"""

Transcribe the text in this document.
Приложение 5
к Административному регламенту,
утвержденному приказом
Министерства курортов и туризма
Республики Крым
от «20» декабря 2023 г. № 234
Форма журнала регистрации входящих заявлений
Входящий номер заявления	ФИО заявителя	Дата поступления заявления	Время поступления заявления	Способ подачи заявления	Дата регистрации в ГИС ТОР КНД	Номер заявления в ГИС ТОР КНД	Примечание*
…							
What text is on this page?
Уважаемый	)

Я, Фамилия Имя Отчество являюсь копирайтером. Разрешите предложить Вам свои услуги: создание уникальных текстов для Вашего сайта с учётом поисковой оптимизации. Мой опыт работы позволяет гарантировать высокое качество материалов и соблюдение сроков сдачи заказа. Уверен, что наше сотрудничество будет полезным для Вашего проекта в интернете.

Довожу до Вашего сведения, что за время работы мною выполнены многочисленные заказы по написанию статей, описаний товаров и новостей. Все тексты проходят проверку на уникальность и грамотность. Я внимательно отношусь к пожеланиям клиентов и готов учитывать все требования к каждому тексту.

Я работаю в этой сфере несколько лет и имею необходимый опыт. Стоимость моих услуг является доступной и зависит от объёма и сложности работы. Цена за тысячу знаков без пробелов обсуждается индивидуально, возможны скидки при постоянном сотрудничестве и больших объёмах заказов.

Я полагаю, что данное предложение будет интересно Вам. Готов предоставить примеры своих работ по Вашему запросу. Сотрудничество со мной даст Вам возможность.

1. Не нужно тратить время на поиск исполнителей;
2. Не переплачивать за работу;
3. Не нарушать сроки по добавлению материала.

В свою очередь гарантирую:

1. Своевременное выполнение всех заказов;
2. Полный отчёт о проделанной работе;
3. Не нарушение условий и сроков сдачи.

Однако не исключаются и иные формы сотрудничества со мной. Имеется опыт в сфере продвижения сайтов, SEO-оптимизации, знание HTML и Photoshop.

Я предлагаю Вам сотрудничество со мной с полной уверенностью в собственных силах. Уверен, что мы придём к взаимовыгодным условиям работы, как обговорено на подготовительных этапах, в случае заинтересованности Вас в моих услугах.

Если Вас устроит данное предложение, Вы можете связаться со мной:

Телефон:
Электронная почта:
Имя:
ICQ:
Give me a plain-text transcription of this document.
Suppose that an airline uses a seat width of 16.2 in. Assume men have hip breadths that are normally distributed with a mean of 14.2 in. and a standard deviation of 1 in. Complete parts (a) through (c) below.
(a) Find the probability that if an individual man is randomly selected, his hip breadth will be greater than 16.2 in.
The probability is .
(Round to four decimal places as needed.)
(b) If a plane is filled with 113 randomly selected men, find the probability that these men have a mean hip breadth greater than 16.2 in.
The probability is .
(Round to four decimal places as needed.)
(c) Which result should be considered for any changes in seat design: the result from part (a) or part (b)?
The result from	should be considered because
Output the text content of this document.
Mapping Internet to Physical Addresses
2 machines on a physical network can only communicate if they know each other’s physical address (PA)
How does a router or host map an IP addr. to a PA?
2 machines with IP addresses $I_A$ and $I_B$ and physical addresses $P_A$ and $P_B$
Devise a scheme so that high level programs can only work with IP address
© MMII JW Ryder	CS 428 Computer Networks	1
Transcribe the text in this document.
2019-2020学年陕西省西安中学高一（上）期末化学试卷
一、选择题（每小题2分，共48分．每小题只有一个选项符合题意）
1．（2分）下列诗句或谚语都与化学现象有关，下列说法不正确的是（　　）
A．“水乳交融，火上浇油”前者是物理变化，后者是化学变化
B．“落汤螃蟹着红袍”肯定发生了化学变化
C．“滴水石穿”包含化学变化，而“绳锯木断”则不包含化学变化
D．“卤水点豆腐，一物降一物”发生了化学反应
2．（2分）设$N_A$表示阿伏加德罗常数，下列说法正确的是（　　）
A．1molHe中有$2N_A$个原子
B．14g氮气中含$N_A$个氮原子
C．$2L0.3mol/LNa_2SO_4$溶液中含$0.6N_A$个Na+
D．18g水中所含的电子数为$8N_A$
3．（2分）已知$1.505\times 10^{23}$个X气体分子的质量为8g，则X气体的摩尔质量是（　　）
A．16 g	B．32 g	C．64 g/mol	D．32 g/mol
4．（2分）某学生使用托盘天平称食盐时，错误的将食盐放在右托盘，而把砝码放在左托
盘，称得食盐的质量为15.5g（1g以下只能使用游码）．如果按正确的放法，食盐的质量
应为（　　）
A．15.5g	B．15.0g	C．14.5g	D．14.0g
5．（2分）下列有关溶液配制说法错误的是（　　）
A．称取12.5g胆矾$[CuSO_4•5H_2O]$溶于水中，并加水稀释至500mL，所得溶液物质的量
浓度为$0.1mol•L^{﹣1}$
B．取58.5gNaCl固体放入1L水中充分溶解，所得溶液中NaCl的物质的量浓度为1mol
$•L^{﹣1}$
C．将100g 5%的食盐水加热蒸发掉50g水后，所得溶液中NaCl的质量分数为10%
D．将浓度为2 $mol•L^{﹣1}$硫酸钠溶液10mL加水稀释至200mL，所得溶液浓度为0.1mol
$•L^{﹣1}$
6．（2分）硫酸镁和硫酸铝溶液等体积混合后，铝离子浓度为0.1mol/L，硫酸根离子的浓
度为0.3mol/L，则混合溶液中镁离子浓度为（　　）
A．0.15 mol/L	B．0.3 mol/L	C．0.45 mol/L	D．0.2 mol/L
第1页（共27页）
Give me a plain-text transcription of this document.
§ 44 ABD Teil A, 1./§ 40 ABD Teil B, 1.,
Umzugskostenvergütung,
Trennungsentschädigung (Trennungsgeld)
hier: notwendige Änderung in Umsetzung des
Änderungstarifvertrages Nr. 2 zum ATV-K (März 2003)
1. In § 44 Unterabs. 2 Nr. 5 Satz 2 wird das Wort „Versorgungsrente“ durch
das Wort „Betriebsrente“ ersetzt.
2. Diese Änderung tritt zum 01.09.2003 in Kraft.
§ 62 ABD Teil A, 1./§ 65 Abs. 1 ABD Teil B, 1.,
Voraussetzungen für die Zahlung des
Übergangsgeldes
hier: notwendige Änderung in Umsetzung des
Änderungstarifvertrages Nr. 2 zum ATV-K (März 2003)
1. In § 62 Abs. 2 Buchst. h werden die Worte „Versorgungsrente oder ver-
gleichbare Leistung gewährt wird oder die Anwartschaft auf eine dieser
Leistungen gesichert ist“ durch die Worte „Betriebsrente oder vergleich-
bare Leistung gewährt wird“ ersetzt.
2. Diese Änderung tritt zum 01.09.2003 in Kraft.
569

"""

* [What you will do] Retype all of the material above with every character intact.

* [Written reply]
Transcribe the text in this document.
Приложение 5
к Административному регламенту,
утвержденному приказом
Министерства курортов и туризма
Республики Крым
от «20» декабря 2023 г. № 234
Форма журнала регистрации входящих заявлений
Входящий номер заявления	ФИО заявителя	Дата поступления заявления	Время поступления заявления	Способ подачи заявления	Дата регистрации в ГИС ТОР КНД	Номер заявления в ГИС ТОР КНД	Примечание*
…							
What text is on this page?
Уважаемый	)

Я, Фамилия Имя Отчество являюсь копирайтером. Разрешите предложить Вам свои услуги: создание уникальных текстов для Вашего сайта с учётом поисковой оптимизации. Мой опыт работы позволяет гарантировать высокое качество материалов и соблюдение сроков сдачи заказа. Уверен, что наше сотрудничество будет полезным для Вашего проекта в интернете.

Довожу до Вашего сведения, что за время работы мною выполнены многочисленные заказы по написанию статей, описаний товаров и новостей. Все тексты проходят проверку на уникальность и грамотность. Я внимательно отношусь к пожеланиям клиентов и готов учитывать все требования к каждому тексту.

Я работаю в этой сфере несколько лет и имею необходимый опыт. Стоимость моих услуг является доступной и зависит от объёма и сложности работы. Цена за тысячу знаков без пробелов обсуждается индивидуально, возможны скидки при постоянном сотрудничестве и больших объёмах заказов.

Я полагаю, что данное предложение будет интересно Вам. Готов предоставить примеры своих работ по Вашему запросу. Сотрудничество со мной даст Вам возможность.

1. Не нужно тратить время на поиск исполнителей;
2. Не переплачивать за работу;
3. Не нарушать сроки по добавлению материала.

В свою очередь гарантирую:

1. Своевременное выполнение всех заказов;
2. Полный отчёт о проделанной работе;
3. Не нарушение условий и сроков сдачи.

Однако не исключаются и иные формы сотрудничества со мной. Имеется опыт в сфере продвижения сайтов, SEO-оптимизации, знание HTML и Photoshop.

Я предлагаю Вам сотрудничество со мной с полной уверенностью в собственных силах. Уверен, что мы придём к взаимовыгодным условиям работы, как обговорено на подготовительных этапах, в случае заинтересованности Вас в моих услугах.

Если Вас устроит данное предложение, Вы можете связаться со мной:

Телефон:
Электронная почта:
Имя:
ICQ:
Give me a plain-text transcription of this document.
Suppose that an airline uses a seat width of 16.2 in. Assume men have hip breadths that are normally distributed with a mean of 14.2 in. and a standard deviation of 1 in. Complete parts (a) through (c) below.
(a) Find the probability that if an individual man is randomly selected, his hip breadth will be greater than 16.2 in.
The probability is .
(Round to four decimal places as needed.)
(b) If a plane is filled with 113 randomly selected men, find the probability that these men have a mean hip breadth greater than 16.2 in.
The probability is .
(Round to four decimal places as needed.)
(c) Which result should be considered for any changes in seat design: the result from part (a) or part (b)?
The result from	should be considered because
Output the text content of this document.
Mapping Internet to Physical Addresses
2 machines on a physical network can only communicate if they know each other’s physical address (PA)
How does a router or host map an IP addr. to a PA?
2 machines with IP addresses $I_A$ and $I_B$ and physical addresses $P_A$ and $P_B$
Devise a scheme so that high level programs can only work with IP address
© MMII JW Ryder	CS 428 Computer Networks	1
Transcribe the text in this document.
2019-2020学年陕西省西安中学高一（上）期末化学试卷
一、选择题（每小题2分，共48分．每小题只有一个选项符合题意）
1．（2分）下列诗句或谚语都与化学现象有关，下列说法不正确的是（　　）
A．“水乳交融，火上浇油”前者是物理变化，后者是化学变化
B．“落汤螃蟹着红袍”肯定发生了化学变化
C．“滴水石穿”包含化学变化，而“绳锯木断”则不包含化学变化
D．“卤水点豆腐，一物降一物”发生了化学反应
2．（2分）设$N_A$表示阿伏加德罗常数，下列说法正确的是（　　）
A．1molHe中有$2N_A$个原子
B．14g氮气中含$N_A$个氮原子
C．$2L0.3mol/LNa_2SO_4$溶液中含$0.6N_A$个Na+
D．18g水中所含的电子数为$8N_A$
3．（2分）已知$1.505\times 10^{23}$个X气体分子的质量为8g，则X气体的摩尔质量是（　　）
A．16 g	B．32 g	C．64 g/mol	D．32 g/mol
4．（2分）某学生使用托盘天平称食盐时，错误的将食盐放在右托盘，而把砝码放在左托
盘，称得食盐的质量为15.5g（1g以下只能使用游码）．如果按正确的放法，食盐的质量
应为（　　）
A．15.5g	B．15.0g	C．14.5g	D．14.0g
5．（2分）下列有关溶液配制说法错误的是（　　）
A．称取12.5g胆矾$[CuSO_4•5H_2O]$溶于水中，并加水稀释至500mL，所得溶液物质的量
浓度为$0.1mol•L^{﹣1}$
B．取58.5gNaCl固体放入1L水中充分溶解，所得溶液中NaCl的物质的量浓度为1mol
$•L^{﹣1}$
C．将100g 5%的食盐水加热蒸发掉50g水后，所得溶液中NaCl的质量分数为10%
D．将浓度为2 $mol•L^{﹣1}$硫酸钠溶液10mL加水稀释至200mL，所得溶液浓度为0.1mol
$•L^{﹣1}$
6．（2分）硫酸镁和硫酸铝溶液等体积混合后，铝离子浓度为0.1mol/L，硫酸根离子的浓
度为0.3mol/L，则混合溶液中镁离子浓度为（　　）
A．0.15 mol/L	B．0.3 mol/L	C．0.45 mol/L	D．0.2 mol/L
第1页（共27页）
Give me a plain-text transcription of this document.
§ 44 ABD Teil A, 1./§ 40 ABD Teil B, 1.,
Umzugskostenvergütung,
Trennungsentschädigung (Trennungsgeld)
hier: notwendige Änderung in Umsetzung des
Änderungstarifvertrages Nr. 2 zum ATV-K (März 2003)
1. In § 44 Unterabs. 2 Nr. 5 Satz 2 wird das Wort „Versorgungsrente“ durch
das Wort „Betriebsrente“ ersetzt.
2. Diese Änderung tritt zum 01.09.2003 in Kraft.
§ 62 ABD Teil A, 1./§ 65 Abs. 1 ABD Teil B, 1.,
Voraussetzungen für die Zahlung des
Übergangsgeldes
hier: notwendige Änderung in Umsetzung des
Änderungstarifvertrages Nr. 2 zum ATV-K (März 2003)
1. In § 62 Abs. 2 Buchst. h werden die Worte „Versorgungsrente oder ver-
gleichbare Leistung gewährt wird oder die Anwartschaft auf eine dieser
Leistungen gesichert ist“ durch die Worte „Betriebsrente oder vergleich-
bare Leistung gewährt wird“ ersetzt.
2. Diese Änderung tritt zum 01.09.2003 in Kraft.
569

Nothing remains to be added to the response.